-- START OF RAW RECORDS --
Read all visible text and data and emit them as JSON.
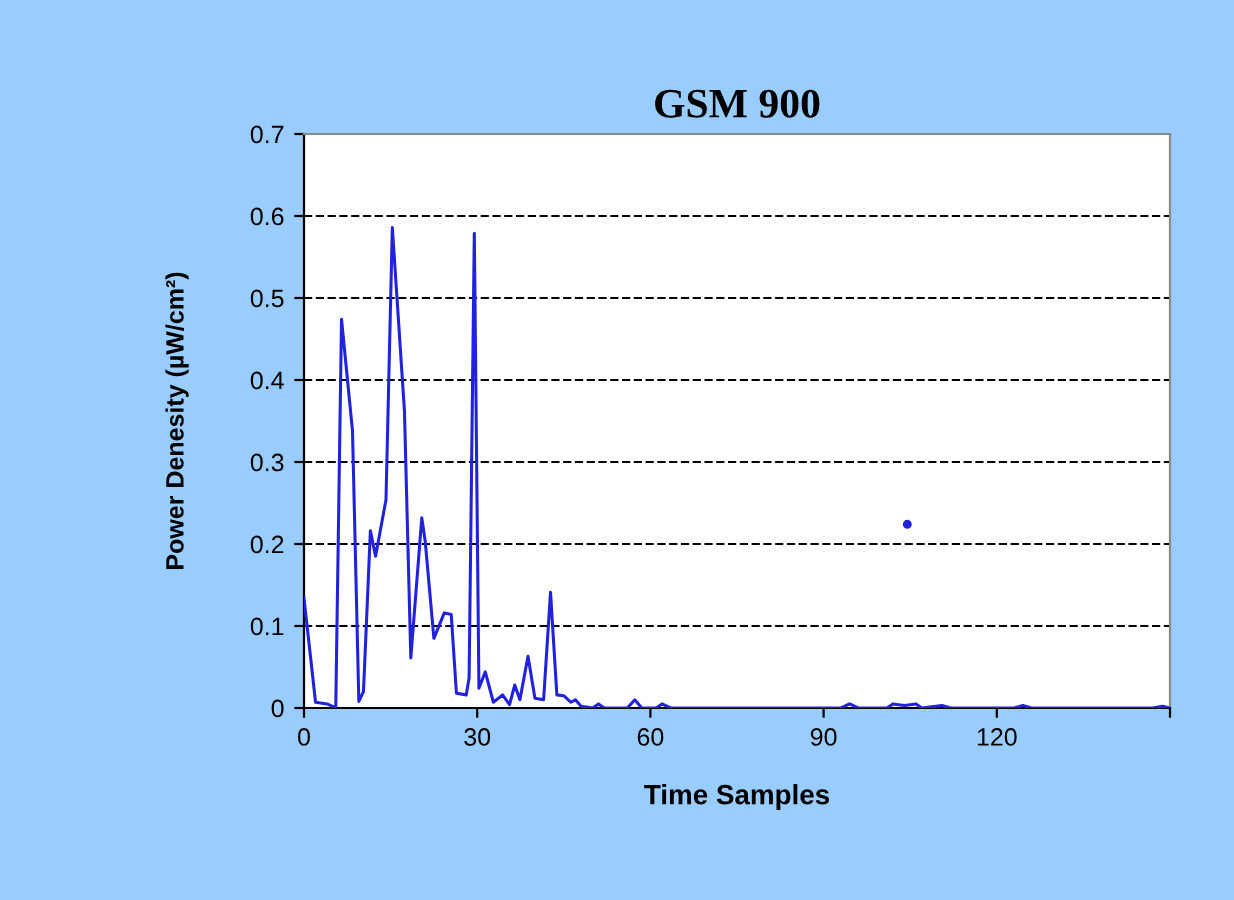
{
  "chart_data": {
    "type": "line",
    "title": "GSM 900",
    "xlabel": "Time Samples",
    "ylabel": "Power Denesity (µW/cm²)",
    "xlim": [
      0,
      150
    ],
    "xticks": [
      0,
      30,
      60,
      90,
      120,
      {
        "value": 150,
        "label": null
      }
    ],
    "ylim": [
      0,
      0.7
    ],
    "yticks": [
      0,
      0.1,
      0.2,
      0.3,
      0.4,
      0.5,
      0.6,
      0.7
    ],
    "grid": "y",
    "marker": "none",
    "line_style": "solid",
    "series": [
      {
        "color": "#2222dd",
        "x": [
          0,
          2,
          4,
          5.5,
          6.5,
          8.4,
          9.5,
          10.3,
          11.5,
          12.4,
          14.2,
          15.3,
          17.4,
          18.5,
          20.4,
          21,
          22.5,
          24.3,
          25.5,
          26.4,
          28.1,
          28.6,
          29.5,
          30.3,
          31.4,
          32.8,
          34.4,
          35.6,
          36.5,
          37.4,
          38.8,
          40,
          41.5,
          42.7,
          43.8,
          45,
          46.2,
          47,
          48,
          50,
          51,
          52,
          56,
          57.3,
          58.5,
          61,
          62,
          63.5,
          93,
          94.5,
          96,
          101,
          102,
          104,
          106,
          107,
          110.5,
          112,
          123,
          124.5,
          126,
          147,
          148.7,
          150
        ],
        "values": [
          0.134,
          0.007,
          0.005,
          0,
          0.474,
          0.338,
          0.008,
          0.02,
          0.216,
          0.185,
          0.254,
          0.586,
          0.362,
          0.061,
          0.232,
          0.203,
          0.085,
          0.116,
          0.114,
          0.018,
          0.016,
          0.037,
          0.579,
          0.024,
          0.044,
          0.007,
          0.016,
          0.004,
          0.028,
          0.01,
          0.063,
          0.012,
          0.01,
          0.141,
          0.016,
          0.015,
          0.007,
          0.01,
          0.002,
          0,
          0.005,
          0,
          0,
          0.01,
          0,
          0,
          0.005,
          0,
          0,
          0.005,
          0,
          0,
          0.005,
          0.003,
          0.005,
          0,
          0.003,
          0,
          0,
          0.003,
          0,
          0,
          0.002,
          0
        ]
      },
      {
        "type": "scatter",
        "marker": "circle",
        "color": "#2222dd",
        "x": [
          104.5
        ],
        "values": [
          0.224
        ]
      }
    ]
  }
}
-- END OF RAW RECORDS --
Print the whole listing above once more, word for word, without its pictures.

Read all visible text and data and emit them as JSON.
{
  "chart_data": {
    "type": "line",
    "title": "GSM 900",
    "xlabel": "Time Samples",
    "ylabel": "Power Denesity (µW/cm²)",
    "xlim": [
      0,
      150
    ],
    "xticks": [
      0,
      30,
      60,
      90,
      120,
      {
        "value": 150,
        "label": null
      }
    ],
    "ylim": [
      0,
      0.7
    ],
    "yticks": [
      0,
      0.1,
      0.2,
      0.3,
      0.4,
      0.5,
      0.6,
      0.7
    ],
    "grid": "y",
    "marker": "none",
    "line_style": "solid",
    "series": [
      {
        "color": "#2222dd",
        "x": [
          0,
          2,
          4,
          5.5,
          6.5,
          8.4,
          9.5,
          10.3,
          11.5,
          12.4,
          14.2,
          15.3,
          17.4,
          18.5,
          20.4,
          21,
          22.5,
          24.3,
          25.5,
          26.4,
          28.1,
          28.6,
          29.5,
          30.3,
          31.4,
          32.8,
          34.4,
          35.6,
          36.5,
          37.4,
          38.8,
          40,
          41.5,
          42.7,
          43.8,
          45,
          46.2,
          47,
          48,
          50,
          51,
          52,
          56,
          57.3,
          58.5,
          61,
          62,
          63.5,
          93,
          94.5,
          96,
          101,
          102,
          104,
          106,
          107,
          110.5,
          112,
          123,
          124.5,
          126,
          147,
          148.7,
          150
        ],
        "values": [
          0.134,
          0.007,
          0.005,
          0,
          0.474,
          0.338,
          0.008,
          0.02,
          0.216,
          0.185,
          0.254,
          0.586,
          0.362,
          0.061,
          0.232,
          0.203,
          0.085,
          0.116,
          0.114,
          0.018,
          0.016,
          0.037,
          0.579,
          0.024,
          0.044,
          0.007,
          0.016,
          0.004,
          0.028,
          0.01,
          0.063,
          0.012,
          0.01,
          0.141,
          0.016,
          0.015,
          0.007,
          0.01,
          0.002,
          0,
          0.005,
          0,
          0,
          0.01,
          0,
          0,
          0.005,
          0,
          0,
          0.005,
          0,
          0,
          0.005,
          0.003,
          0.005,
          0,
          0.003,
          0,
          0,
          0.003,
          0,
          0,
          0.002,
          0
        ]
      },
      {
        "type": "scatter",
        "marker": "circle",
        "color": "#2222dd",
        "x": [
          104.5
        ],
        "values": [
          0.224
        ]
      }
    ]
  }
}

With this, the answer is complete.